__What the task requires__. Look through the listing and locate every line containing the word "Moisture"; copy those lines.

========================================

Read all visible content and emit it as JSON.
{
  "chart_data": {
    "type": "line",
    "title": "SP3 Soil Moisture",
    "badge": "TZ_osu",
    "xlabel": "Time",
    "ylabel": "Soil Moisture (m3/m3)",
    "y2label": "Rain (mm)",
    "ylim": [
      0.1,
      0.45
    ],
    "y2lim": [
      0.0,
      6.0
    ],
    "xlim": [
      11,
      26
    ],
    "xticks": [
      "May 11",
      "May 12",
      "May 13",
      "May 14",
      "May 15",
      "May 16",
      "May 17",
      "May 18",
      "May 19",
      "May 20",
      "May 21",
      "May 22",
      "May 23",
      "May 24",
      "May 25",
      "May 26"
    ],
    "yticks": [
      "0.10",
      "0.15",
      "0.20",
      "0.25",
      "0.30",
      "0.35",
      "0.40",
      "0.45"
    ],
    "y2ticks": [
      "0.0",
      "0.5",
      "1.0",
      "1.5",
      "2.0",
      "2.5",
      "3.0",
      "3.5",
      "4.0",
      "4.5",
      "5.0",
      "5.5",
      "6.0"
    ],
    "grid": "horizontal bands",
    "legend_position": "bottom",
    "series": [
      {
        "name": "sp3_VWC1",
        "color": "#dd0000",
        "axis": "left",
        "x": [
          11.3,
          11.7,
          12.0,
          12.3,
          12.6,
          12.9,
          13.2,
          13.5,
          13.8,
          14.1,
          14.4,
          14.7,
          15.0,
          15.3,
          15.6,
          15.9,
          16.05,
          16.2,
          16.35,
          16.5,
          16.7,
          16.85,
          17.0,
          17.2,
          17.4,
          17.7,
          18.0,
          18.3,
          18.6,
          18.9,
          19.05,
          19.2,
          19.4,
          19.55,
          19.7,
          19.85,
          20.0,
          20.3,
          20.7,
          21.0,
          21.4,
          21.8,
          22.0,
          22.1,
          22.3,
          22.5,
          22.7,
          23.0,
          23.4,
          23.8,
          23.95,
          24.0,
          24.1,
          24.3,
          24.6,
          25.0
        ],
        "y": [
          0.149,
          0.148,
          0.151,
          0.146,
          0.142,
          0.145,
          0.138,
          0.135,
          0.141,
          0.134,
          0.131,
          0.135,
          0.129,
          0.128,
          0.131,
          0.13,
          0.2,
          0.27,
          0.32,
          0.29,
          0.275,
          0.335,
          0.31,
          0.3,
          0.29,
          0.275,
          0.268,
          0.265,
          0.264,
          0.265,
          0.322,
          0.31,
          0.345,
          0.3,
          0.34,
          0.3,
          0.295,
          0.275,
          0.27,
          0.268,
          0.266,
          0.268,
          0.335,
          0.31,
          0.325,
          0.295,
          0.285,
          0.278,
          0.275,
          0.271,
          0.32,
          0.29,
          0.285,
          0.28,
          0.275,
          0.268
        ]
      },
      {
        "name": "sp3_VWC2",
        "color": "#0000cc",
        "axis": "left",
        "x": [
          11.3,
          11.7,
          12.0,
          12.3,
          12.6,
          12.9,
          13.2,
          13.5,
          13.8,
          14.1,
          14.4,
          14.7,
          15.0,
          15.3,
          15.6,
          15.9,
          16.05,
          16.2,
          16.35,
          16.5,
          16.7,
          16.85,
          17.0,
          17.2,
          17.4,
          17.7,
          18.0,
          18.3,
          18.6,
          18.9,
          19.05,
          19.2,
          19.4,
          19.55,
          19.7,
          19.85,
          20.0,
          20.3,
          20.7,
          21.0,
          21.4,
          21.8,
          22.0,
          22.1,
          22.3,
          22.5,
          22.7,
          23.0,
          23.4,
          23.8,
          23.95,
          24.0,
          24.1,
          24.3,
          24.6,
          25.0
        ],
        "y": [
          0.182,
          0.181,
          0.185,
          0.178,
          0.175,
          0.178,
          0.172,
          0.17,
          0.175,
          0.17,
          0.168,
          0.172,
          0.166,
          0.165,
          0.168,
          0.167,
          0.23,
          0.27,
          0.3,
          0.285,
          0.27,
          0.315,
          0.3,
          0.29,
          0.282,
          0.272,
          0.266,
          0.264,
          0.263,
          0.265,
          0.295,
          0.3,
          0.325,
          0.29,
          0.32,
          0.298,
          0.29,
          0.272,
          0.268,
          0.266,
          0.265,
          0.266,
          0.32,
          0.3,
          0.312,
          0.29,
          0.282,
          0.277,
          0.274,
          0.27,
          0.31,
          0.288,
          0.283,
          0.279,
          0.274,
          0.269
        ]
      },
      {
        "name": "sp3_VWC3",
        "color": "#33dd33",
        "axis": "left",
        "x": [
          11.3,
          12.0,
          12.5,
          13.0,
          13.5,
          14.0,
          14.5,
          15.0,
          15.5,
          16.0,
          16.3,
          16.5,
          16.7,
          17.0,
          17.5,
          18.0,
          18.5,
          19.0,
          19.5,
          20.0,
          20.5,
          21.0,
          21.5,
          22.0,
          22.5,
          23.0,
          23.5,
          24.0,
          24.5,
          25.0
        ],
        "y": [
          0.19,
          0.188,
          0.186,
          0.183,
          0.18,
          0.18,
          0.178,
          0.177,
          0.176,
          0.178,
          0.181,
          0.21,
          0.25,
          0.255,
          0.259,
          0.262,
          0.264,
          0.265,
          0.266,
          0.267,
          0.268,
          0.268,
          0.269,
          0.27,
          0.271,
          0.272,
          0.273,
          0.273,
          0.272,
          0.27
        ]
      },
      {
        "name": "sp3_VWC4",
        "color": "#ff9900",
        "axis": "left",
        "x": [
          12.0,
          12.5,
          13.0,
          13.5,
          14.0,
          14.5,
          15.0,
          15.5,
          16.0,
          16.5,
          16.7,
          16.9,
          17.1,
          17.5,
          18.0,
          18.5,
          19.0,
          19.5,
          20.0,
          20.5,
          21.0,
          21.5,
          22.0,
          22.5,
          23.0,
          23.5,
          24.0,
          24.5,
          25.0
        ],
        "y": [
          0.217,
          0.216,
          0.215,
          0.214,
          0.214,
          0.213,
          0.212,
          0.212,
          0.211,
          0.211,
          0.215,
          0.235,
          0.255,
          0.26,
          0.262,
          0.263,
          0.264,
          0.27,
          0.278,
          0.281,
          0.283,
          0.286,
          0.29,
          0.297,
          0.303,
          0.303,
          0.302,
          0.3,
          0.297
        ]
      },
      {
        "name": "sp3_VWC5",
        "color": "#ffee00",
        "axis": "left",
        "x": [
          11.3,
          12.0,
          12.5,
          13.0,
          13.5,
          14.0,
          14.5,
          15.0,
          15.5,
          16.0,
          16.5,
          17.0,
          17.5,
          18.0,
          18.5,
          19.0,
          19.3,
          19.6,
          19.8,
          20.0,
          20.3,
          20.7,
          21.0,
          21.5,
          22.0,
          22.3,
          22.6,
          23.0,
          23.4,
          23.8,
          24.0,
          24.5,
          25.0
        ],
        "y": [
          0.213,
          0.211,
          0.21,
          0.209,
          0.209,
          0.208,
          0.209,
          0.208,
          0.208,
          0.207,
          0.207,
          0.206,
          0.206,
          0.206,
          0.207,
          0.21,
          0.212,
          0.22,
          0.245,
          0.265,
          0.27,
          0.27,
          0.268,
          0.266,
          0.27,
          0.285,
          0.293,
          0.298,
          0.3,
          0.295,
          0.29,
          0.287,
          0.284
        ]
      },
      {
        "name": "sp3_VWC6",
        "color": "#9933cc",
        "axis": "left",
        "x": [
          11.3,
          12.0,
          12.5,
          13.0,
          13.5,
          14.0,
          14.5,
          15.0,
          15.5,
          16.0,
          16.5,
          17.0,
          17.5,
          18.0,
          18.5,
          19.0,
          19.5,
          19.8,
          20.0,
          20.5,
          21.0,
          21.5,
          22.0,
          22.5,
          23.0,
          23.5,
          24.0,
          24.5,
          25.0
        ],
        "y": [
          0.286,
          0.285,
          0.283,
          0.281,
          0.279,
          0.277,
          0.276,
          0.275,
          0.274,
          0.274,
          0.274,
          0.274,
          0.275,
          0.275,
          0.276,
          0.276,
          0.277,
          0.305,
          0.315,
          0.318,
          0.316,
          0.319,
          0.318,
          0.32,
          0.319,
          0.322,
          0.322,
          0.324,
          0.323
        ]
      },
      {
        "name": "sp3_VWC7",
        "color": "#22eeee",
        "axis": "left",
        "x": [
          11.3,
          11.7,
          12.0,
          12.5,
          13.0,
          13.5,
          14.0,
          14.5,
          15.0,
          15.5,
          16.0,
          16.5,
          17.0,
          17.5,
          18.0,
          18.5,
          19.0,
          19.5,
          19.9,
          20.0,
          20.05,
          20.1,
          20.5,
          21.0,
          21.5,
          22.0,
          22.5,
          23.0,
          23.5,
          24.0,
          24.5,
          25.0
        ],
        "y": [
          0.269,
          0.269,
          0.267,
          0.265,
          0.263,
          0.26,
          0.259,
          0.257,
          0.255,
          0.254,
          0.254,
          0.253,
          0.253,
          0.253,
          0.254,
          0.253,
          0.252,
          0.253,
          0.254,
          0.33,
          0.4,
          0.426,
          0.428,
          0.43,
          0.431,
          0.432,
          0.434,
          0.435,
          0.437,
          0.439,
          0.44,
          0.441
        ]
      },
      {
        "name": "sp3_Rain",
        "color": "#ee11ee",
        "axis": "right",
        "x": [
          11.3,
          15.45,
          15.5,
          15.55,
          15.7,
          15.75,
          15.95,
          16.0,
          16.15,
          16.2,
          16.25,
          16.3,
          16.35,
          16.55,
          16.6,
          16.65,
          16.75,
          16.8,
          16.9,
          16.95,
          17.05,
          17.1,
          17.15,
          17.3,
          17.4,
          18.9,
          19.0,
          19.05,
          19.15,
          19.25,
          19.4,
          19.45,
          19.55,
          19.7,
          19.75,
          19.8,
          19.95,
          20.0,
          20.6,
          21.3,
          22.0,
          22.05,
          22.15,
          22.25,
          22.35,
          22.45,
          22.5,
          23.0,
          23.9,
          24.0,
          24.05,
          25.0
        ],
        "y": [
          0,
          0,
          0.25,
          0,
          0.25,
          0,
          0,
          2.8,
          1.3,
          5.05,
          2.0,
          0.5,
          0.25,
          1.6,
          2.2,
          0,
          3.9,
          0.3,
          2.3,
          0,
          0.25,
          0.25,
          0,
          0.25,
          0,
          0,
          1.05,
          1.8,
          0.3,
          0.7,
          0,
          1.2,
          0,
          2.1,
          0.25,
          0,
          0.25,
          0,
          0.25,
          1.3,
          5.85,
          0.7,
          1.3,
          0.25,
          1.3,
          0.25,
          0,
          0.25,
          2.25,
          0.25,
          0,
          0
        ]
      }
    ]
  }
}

========================================

__Written solution__.
    "title": "SP3 Soil Moisture",
    "ylabel": "Soil Moisture (m3/m3)",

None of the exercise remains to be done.